Check each line below for "data" and give the count of those that have it, nothing else.
[[ Records supplied, beginning ]]
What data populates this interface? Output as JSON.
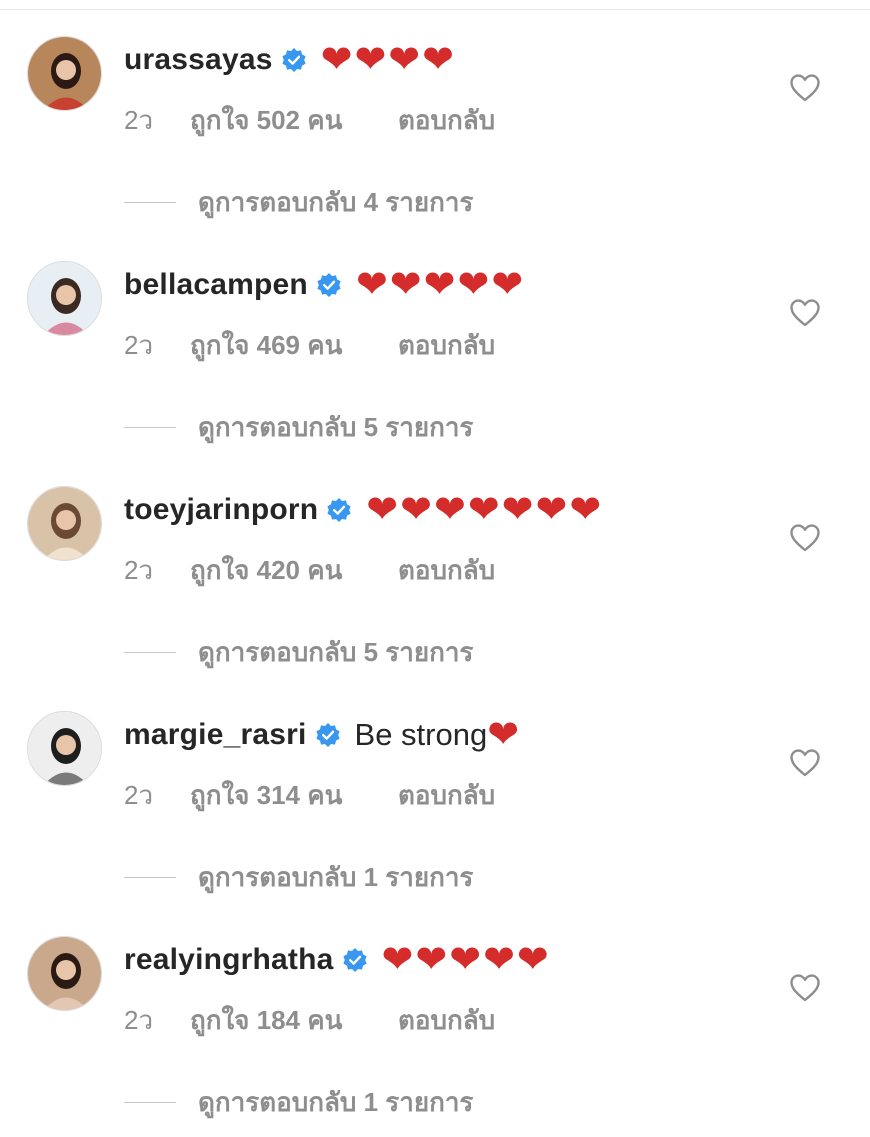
{
  "colors": {
    "heart": "#d42b2b",
    "verified": "#3897f0",
    "muted": "#8e8e8e"
  },
  "comments": [
    {
      "username": "urassayas",
      "verified": true,
      "text": "",
      "hearts": 4,
      "time": "2ว",
      "likes": "ถูกใจ 502 คน",
      "reply": "ตอบกลับ",
      "view_replies": "ดูการตอบกลับ 4 รายการ"
    },
    {
      "username": "bellacampen",
      "verified": true,
      "text": "",
      "hearts": 5,
      "time": "2ว",
      "likes": "ถูกใจ 469 คน",
      "reply": "ตอบกลับ",
      "view_replies": "ดูการตอบกลับ 5 รายการ"
    },
    {
      "username": "toeyjarinporn",
      "verified": true,
      "text": "",
      "hearts": 7,
      "time": "2ว",
      "likes": "ถูกใจ 420 คน",
      "reply": "ตอบกลับ",
      "view_replies": "ดูการตอบกลับ 5 รายการ"
    },
    {
      "username": "margie_rasri",
      "verified": true,
      "text": "Be strong",
      "hearts": 1,
      "time": "2ว",
      "likes": "ถูกใจ 314 คน",
      "reply": "ตอบกลับ",
      "view_replies": "ดูการตอบกลับ 1 รายการ"
    },
    {
      "username": "realyingrhatha",
      "verified": true,
      "text": "",
      "hearts": 5,
      "time": "2ว",
      "likes": "ถูกใจ 184 คน",
      "reply": "ตอบกลับ",
      "view_replies": "ดูการตอบกลับ 1 รายการ"
    }
  ]
}
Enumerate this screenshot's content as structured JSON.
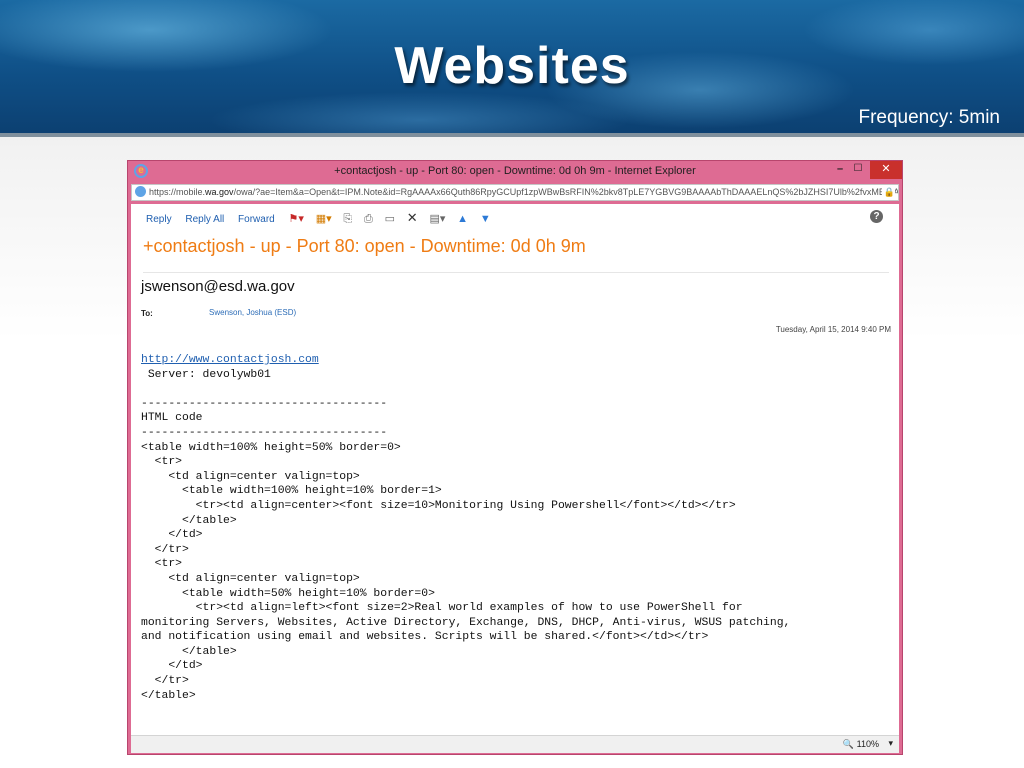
{
  "slide": {
    "title": "Websites",
    "subtitle": "Frequency: 5min"
  },
  "browser": {
    "window_title": "+contactjosh - up - Port 80: open - Downtime: 0d 0h 9m - Internet Explorer",
    "address_prefix": "https://mobile.",
    "address_domain": "wa.gov",
    "address_rest": "/owa/?ae=Item&a=Open&t=IPM.Note&id=RgAAAAx66Quth86RpyGCUpf1zpWBwBsRFIN%2bkv8TpLE7YGBVG9BAAAAbThDAAAELnQS%2bJZHSI7Ulb%2fvxMBtAAAo",
    "zoom": "110%"
  },
  "toolbar": {
    "reply": "Reply",
    "reply_all": "Reply All",
    "forward": "Forward"
  },
  "email": {
    "subject": "+contactjosh - up - Port 80: open - Downtime: 0d 0h 9m",
    "sender": "jswenson@esd.wa.gov",
    "to_label": "To:",
    "to_value": "Swenson, Joshua (ESD)",
    "date": "Tuesday, April 15, 2014 9:40 PM",
    "link": "http://www.contactjosh.com",
    "server_line": " Server: devolywb01",
    "body_rest": "------------------------------------\nHTML code\n------------------------------------\n<table width=100% height=50% border=0>\n  <tr>\n    <td align=center valign=top>\n      <table width=100% height=10% border=1>\n        <tr><td align=center><font size=10>Monitoring Using Powershell</font></td></tr>\n      </table>\n    </td>\n  </tr>\n  <tr>\n    <td align=center valign=top>\n      <table width=50% height=10% border=0>\n        <tr><td align=left><font size=2>Real world examples of how to use PowerShell for\nmonitoring Servers, Websites, Active Directory, Exchange, DNS, DHCP, Anti-virus, WSUS patching,\nand notification using email and websites. Scripts will be shared.</font></td></tr>\n      </table>\n    </td>\n  </tr>\n</table>"
  },
  "colors": {
    "window_frame": "#de6b93",
    "subject": "#ef7c14",
    "link": "#1f5fb0"
  }
}
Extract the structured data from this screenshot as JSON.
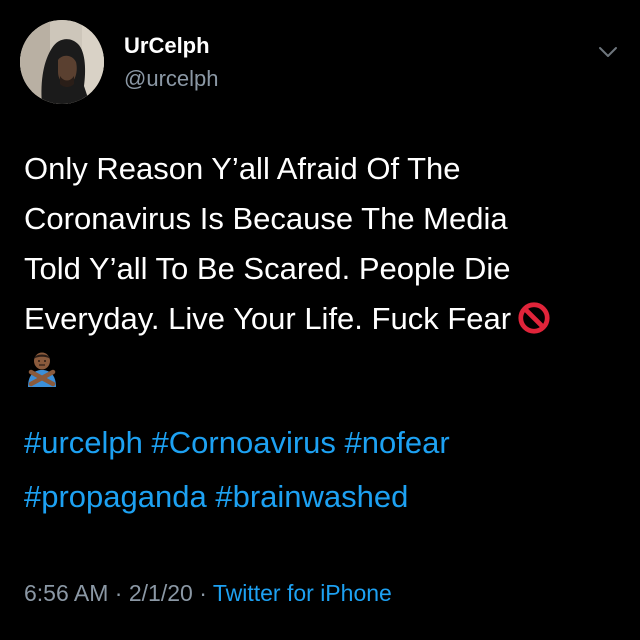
{
  "user": {
    "display_name": "UrCelph",
    "handle": "@urcelph"
  },
  "tweet": {
    "lines": [
      "Only Reason Y’all Afraid Of The",
      "Coronavirus Is Because The Media",
      "Told Y’all To Be Scared. People Die",
      "Everyday. Live Your Life. Fuck Fear"
    ],
    "emoji_end_of_line": "prohibited-icon",
    "emoji_next_line": "person-gesturing-no-icon",
    "hashtags_line1": [
      "#urcelph",
      "#Cornoavirus",
      "#nofear"
    ],
    "hashtags_line2": [
      "#propaganda",
      "#brainwashed"
    ]
  },
  "meta": {
    "time": "6:56 AM",
    "separator": "·",
    "date": "2/1/20",
    "source": "Twitter for iPhone"
  },
  "colors": {
    "background": "#000000",
    "text": "#ffffff",
    "secondary": "#8b98a5",
    "link": "#1da1f2"
  }
}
[[ Records supplied, end ]]
Answer area
2